Request:
Every line containing the word "name" needs to be found and copied.

^^^^

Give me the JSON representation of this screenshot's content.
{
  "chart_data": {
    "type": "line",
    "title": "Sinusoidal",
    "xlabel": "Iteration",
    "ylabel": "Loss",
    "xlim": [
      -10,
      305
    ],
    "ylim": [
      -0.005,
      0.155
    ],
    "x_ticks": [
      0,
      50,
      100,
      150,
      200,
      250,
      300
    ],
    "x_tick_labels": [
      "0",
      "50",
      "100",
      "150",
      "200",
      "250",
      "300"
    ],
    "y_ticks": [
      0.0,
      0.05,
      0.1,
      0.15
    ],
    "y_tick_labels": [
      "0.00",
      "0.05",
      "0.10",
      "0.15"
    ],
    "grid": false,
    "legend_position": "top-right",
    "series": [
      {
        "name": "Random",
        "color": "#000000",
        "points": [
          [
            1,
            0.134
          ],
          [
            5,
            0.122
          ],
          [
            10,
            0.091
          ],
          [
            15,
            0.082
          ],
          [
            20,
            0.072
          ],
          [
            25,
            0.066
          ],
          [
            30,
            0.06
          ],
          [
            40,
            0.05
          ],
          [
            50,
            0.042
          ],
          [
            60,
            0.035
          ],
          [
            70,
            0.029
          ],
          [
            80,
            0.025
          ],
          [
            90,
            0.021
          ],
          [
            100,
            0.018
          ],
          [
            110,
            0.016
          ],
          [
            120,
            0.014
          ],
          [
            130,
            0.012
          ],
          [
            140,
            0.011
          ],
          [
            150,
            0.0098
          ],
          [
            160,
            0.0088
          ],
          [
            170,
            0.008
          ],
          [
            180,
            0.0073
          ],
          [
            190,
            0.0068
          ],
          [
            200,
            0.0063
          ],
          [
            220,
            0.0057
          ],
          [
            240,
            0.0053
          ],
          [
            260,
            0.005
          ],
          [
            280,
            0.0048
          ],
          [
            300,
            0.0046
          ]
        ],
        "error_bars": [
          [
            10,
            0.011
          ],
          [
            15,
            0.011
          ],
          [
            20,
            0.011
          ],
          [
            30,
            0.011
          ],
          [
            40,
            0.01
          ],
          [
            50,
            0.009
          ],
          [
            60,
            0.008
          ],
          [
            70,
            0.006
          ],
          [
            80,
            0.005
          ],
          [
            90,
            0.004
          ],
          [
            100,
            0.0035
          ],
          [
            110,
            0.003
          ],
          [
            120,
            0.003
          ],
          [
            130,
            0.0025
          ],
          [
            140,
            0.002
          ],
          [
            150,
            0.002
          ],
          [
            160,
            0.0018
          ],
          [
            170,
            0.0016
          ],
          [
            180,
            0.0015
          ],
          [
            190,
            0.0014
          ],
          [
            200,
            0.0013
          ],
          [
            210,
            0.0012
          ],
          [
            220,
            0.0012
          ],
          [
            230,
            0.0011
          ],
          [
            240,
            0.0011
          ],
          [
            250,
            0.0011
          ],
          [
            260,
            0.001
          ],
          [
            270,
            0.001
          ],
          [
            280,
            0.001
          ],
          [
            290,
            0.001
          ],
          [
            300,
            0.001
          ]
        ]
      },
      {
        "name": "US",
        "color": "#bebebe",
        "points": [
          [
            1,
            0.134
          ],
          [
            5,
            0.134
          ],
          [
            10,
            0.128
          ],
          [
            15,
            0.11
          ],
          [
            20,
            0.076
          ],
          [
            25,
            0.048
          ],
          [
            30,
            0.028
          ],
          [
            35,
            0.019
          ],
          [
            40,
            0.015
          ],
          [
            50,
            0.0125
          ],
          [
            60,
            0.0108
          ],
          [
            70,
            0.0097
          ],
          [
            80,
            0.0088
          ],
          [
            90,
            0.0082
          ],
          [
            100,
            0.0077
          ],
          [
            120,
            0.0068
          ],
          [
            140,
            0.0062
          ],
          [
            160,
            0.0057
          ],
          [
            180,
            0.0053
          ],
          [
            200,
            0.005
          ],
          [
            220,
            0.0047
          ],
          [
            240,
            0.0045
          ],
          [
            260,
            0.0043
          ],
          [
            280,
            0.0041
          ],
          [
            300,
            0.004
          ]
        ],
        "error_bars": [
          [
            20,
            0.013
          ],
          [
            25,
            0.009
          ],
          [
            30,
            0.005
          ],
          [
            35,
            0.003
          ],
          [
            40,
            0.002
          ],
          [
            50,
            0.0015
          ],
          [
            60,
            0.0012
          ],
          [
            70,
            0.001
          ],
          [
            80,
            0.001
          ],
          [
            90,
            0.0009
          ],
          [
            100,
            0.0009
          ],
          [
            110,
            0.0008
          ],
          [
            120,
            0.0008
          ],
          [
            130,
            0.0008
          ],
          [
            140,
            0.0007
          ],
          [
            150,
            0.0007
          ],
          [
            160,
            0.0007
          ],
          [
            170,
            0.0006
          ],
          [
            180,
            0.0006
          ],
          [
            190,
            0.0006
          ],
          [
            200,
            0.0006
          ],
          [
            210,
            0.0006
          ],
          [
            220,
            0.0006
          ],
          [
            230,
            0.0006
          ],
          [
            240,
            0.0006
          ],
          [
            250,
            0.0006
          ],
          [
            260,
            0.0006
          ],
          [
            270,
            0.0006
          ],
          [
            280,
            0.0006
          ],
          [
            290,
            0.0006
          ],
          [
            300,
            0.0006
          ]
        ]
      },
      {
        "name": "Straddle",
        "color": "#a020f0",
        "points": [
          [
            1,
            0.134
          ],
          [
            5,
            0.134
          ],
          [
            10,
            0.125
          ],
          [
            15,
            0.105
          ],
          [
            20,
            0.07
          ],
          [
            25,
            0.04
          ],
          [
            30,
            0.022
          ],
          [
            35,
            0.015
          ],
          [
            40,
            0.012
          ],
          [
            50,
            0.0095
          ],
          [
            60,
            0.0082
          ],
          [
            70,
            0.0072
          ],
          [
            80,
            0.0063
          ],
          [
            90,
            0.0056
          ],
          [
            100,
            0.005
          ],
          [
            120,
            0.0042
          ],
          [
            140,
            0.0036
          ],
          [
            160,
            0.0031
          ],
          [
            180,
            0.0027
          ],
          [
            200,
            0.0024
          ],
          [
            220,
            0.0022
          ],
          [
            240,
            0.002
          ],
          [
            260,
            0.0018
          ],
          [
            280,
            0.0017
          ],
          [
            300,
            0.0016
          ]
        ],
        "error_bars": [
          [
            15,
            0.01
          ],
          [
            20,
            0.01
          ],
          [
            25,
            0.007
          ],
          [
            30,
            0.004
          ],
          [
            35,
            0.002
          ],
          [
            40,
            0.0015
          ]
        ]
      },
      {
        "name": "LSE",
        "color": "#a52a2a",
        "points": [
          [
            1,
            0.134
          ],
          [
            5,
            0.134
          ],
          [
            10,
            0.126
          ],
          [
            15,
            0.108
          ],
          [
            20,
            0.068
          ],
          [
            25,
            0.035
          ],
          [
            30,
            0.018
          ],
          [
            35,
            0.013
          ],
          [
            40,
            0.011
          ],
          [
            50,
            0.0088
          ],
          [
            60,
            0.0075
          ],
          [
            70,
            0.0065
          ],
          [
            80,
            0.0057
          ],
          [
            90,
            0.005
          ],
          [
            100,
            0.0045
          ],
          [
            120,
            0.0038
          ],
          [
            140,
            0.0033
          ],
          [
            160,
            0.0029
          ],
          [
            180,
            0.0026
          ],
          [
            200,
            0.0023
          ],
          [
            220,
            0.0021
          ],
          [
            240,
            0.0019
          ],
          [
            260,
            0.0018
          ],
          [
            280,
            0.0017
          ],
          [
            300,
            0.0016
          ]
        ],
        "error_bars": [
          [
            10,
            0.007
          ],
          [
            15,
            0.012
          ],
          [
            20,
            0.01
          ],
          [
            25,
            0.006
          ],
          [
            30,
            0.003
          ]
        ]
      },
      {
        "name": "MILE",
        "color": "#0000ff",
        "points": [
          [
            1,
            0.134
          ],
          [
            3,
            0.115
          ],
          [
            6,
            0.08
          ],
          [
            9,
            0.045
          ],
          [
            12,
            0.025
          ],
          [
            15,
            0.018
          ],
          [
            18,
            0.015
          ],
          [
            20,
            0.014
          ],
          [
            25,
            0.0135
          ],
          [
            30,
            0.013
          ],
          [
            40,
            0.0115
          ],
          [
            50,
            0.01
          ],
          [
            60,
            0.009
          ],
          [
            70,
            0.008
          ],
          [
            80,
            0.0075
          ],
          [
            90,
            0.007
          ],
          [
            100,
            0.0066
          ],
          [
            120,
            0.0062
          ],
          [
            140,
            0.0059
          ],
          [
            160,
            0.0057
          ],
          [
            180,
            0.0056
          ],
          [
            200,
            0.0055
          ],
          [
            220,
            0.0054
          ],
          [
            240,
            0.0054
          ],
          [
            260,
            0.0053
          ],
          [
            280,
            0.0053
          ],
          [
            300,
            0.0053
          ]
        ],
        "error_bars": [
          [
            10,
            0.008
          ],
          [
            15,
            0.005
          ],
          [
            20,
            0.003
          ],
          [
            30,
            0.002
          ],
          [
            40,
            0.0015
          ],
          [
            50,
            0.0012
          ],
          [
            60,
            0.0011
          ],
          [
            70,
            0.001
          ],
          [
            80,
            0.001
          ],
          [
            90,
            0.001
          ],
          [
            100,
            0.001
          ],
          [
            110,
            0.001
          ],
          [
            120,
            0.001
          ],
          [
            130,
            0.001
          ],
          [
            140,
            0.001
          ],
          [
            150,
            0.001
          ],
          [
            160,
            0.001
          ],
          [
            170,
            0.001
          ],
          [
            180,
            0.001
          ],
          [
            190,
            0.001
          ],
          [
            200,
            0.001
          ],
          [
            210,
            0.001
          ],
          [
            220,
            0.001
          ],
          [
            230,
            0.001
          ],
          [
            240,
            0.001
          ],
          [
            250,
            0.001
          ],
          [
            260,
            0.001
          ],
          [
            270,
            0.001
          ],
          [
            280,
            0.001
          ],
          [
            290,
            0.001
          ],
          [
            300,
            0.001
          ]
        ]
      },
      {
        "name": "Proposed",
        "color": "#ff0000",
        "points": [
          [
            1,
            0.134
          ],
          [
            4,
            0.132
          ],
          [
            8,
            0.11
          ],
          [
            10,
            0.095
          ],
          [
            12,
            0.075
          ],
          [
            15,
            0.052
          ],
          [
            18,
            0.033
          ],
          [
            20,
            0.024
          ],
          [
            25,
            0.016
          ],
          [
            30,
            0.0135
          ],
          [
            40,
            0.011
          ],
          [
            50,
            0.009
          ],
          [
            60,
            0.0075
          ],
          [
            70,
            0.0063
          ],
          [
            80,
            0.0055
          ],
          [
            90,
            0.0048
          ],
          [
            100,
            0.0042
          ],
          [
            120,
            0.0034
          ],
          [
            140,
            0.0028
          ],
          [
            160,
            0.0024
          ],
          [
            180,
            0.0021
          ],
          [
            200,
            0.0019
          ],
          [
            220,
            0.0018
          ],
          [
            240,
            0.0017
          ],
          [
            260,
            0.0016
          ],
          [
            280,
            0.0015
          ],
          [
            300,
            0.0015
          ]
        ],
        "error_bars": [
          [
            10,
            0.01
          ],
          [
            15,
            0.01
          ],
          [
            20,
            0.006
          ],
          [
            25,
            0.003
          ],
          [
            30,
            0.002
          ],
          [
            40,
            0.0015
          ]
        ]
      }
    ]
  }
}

^^^^

Correct response:
        "name": "Random",
        "name": "US",
        "name": "Straddle",
        "name": "LSE",
        "name": "MILE",
        "name": "Proposed",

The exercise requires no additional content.